Your job is to retype all of the data word for word, leaving every image out.

* AVAILABLE DATA
○ ○ ○ ○ ○

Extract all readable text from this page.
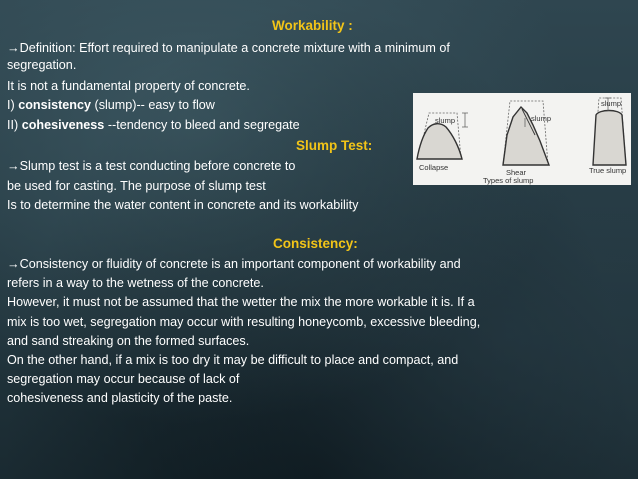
Workability :
→Definition: Effort required to manipulate a concrete mixture with a minimum of
segregation.
It is not a fundamental property of concrete.
I) consistency (slump)-- easy to flow
II) cohesiveness --tendency to bleed and segregate
Slump Test:
→Slump test is a test conducting before concrete to
be used for casting. The purpose of slump test
Is to determine the water content in concrete and its workability
slump	slump
slump
Collapse
Shear	True slump
Types of slump
Consistency:
→Consistency or fluidity of concrete is an important component of workability and
refers in a way to the wetness of the concrete.
However, it must not be assumed that the wetter the mix the more workable it is. If a
mix is too wet, segregation may occur with resulting honeycomb, excessive bleeding,
and sand streaking on the formed surfaces.
On the other hand, if a mix is too dry it may be difficult to place and compact, and
segregation may occur because of lack of
cohesiveness and plasticity of the paste.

○ ○ ○ ○ ○

* WRITTEN RESPONSE
Extract all readable text from this page.
Workability :
→Definition: Effort required to manipulate a concrete mixture with a minimum of
segregation.
It is not a fundamental property of concrete.
I) consistency (slump)-- easy to flow
II) cohesiveness --tendency to bleed and segregate
Slump Test:
→Slump test is a test conducting before concrete to
be used for casting. The purpose of slump test
Is to determine the water content in concrete and its workability
slump	slump
slump
Collapse
Shear	True slump
Types of slump
Consistency:
→Consistency or fluidity of concrete is an important component of workability and
refers in a way to the wetness of the concrete.
However, it must not be assumed that the wetter the mix the more workable it is. If a
mix is too wet, segregation may occur with resulting honeycomb, excessive bleeding,
and sand streaking on the formed surfaces.
On the other hand, if a mix is too dry it may be difficult to place and compact, and
segregation may occur because of lack of
cohesiveness and plasticity of the paste.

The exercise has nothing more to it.